▸ INFORMATION SUPPLIED:
-----
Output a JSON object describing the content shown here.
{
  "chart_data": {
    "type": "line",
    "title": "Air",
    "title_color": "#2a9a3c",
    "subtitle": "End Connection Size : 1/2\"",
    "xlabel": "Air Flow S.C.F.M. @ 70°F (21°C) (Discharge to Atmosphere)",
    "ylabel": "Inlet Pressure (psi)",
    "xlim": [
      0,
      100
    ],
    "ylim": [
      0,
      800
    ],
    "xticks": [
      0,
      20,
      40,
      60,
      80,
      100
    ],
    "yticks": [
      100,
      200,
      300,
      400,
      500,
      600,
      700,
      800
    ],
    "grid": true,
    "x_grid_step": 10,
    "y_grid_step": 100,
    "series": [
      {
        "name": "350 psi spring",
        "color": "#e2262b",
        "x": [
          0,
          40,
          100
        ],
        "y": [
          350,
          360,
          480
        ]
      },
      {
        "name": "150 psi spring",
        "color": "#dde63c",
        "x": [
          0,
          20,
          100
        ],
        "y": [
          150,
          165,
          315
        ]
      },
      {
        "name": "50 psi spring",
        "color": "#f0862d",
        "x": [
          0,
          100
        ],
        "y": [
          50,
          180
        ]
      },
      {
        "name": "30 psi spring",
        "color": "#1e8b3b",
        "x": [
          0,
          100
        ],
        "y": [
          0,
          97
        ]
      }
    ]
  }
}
-----
How many lines in the records above contain the word "name"? Reply with the number and nothing more.

▸ THE OUTPUT: 4